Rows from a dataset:
· · ·

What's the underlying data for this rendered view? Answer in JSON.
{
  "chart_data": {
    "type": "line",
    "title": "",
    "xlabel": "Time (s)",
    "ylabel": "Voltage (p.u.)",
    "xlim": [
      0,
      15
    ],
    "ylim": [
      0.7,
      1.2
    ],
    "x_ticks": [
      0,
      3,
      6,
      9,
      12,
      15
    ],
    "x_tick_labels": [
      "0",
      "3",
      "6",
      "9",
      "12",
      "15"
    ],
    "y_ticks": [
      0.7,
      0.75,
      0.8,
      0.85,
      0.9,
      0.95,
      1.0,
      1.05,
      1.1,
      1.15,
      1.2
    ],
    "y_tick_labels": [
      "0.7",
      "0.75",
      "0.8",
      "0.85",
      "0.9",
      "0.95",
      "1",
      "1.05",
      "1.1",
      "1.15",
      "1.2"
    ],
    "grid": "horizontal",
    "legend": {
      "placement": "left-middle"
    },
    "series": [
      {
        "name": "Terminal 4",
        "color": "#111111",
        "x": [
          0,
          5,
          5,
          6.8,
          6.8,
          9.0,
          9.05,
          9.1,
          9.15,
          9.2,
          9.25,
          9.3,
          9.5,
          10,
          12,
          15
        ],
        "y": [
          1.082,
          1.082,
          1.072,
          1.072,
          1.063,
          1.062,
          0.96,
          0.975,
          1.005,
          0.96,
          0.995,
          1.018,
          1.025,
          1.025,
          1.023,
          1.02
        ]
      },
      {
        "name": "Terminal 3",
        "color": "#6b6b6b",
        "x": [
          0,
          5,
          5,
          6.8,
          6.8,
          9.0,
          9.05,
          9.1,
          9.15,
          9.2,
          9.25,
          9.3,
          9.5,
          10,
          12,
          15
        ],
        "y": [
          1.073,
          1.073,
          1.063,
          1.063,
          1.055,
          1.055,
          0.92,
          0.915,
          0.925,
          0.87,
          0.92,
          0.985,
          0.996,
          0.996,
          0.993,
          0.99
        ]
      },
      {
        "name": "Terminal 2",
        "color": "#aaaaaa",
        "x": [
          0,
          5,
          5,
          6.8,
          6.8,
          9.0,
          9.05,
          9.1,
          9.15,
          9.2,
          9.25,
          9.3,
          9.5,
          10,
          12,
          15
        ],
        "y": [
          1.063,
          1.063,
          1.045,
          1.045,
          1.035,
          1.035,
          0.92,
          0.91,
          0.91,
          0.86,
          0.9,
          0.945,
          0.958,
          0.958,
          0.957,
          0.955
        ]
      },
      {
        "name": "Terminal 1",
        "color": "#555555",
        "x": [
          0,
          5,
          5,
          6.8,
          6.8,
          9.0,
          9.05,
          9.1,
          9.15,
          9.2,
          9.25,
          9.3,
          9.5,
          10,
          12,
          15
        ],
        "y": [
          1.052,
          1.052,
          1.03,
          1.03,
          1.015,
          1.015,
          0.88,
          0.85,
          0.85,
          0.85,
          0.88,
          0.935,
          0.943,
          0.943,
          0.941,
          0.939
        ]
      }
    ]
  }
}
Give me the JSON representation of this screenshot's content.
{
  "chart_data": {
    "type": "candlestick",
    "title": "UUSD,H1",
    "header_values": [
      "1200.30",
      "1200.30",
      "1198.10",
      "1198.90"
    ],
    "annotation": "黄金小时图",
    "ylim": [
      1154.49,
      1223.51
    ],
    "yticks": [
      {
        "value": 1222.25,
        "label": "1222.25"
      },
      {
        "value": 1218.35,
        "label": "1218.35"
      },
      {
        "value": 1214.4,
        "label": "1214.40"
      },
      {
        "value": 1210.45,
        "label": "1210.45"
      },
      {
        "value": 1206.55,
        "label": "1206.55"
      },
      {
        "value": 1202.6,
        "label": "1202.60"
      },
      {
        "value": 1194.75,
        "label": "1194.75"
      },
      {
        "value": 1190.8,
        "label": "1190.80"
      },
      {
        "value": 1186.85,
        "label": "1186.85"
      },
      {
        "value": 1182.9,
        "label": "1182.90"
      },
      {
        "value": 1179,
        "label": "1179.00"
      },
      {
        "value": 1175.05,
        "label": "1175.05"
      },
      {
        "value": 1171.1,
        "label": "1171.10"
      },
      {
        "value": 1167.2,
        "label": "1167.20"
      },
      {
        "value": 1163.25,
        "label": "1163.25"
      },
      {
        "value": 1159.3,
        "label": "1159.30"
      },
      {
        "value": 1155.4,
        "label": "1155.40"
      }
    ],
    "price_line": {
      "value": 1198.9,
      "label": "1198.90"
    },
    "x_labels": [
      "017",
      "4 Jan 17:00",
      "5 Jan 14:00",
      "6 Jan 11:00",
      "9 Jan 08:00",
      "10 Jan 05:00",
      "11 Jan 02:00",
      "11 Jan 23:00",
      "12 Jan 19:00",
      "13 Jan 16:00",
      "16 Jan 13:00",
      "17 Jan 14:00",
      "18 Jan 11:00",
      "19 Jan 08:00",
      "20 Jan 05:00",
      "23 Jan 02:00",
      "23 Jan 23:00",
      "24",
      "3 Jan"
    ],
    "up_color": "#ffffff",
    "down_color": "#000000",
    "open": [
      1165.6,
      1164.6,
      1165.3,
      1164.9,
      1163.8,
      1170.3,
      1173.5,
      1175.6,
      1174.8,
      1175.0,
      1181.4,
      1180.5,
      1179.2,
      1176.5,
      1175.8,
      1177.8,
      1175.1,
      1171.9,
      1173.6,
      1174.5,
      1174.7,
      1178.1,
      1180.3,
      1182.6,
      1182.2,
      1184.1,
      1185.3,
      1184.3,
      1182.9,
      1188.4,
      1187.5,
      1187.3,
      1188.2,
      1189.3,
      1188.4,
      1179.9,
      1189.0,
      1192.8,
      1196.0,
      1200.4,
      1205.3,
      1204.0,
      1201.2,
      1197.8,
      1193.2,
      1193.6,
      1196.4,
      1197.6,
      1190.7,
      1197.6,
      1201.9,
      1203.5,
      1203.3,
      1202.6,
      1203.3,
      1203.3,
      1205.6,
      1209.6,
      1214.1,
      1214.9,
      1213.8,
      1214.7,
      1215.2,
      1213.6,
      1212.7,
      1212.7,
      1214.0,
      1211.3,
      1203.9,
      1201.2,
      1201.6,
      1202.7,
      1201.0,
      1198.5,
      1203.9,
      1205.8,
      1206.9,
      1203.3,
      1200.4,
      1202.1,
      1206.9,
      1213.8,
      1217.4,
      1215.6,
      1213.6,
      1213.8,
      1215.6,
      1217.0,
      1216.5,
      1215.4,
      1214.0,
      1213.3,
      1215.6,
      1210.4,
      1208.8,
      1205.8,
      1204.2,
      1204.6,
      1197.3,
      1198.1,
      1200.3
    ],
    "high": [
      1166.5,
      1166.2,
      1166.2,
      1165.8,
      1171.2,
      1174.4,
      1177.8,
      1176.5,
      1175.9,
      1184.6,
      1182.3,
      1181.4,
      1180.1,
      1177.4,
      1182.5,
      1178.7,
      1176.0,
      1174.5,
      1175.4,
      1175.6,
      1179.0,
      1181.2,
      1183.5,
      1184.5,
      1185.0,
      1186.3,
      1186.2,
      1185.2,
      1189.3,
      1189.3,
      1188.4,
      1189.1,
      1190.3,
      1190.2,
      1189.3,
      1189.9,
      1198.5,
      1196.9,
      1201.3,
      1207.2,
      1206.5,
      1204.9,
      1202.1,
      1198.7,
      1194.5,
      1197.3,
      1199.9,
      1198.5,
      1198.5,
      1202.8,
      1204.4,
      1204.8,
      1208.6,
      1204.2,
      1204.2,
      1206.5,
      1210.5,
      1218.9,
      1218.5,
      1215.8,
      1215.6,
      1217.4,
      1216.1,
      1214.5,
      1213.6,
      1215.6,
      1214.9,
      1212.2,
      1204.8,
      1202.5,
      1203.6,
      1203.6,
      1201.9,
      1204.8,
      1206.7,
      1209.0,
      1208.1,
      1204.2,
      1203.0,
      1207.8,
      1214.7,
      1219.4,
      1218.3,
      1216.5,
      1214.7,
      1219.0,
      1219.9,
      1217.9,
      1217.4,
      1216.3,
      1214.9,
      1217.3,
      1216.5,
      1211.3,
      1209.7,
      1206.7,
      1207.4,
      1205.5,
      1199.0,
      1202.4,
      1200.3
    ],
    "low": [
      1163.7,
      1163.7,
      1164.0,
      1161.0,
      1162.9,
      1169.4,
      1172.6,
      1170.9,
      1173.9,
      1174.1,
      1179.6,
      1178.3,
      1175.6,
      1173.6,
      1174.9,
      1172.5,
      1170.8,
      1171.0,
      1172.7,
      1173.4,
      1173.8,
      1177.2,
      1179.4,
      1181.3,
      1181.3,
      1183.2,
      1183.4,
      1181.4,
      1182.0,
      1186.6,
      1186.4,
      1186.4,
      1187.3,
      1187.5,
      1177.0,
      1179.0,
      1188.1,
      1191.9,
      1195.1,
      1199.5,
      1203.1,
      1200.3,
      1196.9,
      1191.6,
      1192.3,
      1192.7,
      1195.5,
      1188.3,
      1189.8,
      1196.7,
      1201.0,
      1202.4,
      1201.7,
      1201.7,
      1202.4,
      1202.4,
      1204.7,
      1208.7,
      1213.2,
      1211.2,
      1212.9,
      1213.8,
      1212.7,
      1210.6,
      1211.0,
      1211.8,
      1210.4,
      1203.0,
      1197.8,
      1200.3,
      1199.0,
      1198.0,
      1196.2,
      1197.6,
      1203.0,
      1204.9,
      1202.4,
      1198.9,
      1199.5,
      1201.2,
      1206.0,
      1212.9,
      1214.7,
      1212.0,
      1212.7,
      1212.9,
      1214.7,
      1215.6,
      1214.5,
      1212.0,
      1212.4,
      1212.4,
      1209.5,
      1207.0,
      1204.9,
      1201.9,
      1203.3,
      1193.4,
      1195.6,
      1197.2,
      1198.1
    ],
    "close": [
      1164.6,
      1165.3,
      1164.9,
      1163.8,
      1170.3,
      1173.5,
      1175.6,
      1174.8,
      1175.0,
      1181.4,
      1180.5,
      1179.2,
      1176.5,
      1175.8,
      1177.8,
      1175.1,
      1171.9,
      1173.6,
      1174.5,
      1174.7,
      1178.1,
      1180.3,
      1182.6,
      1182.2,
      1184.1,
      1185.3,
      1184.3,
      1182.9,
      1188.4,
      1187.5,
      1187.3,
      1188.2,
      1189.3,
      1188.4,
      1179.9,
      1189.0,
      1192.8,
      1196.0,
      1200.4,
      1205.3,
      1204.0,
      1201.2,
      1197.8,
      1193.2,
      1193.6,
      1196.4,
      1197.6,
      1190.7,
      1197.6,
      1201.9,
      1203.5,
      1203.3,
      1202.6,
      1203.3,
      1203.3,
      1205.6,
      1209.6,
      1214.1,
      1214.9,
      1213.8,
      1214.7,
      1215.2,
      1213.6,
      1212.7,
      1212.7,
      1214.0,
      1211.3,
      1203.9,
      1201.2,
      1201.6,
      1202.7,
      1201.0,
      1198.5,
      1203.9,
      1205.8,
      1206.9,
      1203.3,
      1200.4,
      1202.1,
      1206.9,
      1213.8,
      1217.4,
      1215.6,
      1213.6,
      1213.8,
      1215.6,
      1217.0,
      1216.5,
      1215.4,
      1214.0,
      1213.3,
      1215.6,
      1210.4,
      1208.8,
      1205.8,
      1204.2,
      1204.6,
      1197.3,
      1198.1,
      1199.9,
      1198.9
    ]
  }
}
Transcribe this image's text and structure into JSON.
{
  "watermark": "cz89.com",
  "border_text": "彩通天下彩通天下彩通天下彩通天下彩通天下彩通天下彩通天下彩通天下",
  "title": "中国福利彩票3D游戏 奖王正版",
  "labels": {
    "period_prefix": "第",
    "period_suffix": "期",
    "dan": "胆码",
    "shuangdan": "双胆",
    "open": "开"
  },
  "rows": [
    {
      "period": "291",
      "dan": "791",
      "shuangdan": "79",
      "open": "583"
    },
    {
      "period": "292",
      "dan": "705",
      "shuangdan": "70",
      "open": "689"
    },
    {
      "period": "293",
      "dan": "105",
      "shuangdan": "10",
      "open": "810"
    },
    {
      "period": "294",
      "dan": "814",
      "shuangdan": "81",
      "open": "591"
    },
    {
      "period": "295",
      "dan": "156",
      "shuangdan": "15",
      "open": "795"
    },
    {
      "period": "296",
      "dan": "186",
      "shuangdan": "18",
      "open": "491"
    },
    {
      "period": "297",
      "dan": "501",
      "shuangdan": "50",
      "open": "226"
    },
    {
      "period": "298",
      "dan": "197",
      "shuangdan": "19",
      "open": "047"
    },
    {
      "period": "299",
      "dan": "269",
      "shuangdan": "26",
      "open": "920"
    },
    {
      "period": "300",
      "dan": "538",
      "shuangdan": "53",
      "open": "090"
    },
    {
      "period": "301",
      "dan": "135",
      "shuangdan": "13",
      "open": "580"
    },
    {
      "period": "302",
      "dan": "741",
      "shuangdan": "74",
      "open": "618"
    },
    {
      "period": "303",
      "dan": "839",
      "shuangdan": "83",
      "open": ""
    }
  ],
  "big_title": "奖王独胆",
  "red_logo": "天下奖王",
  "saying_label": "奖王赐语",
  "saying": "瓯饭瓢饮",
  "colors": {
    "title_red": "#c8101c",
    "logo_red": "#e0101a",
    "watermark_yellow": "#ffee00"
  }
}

· · ·

◆ Your task
Lines that hold the word "name" are the ones to return, every one of them.

◆ Final answer
        "name": "Terminal 4",
        "name": "Terminal 3",
        "name": "Terminal 2",
        "name": "Terminal 1",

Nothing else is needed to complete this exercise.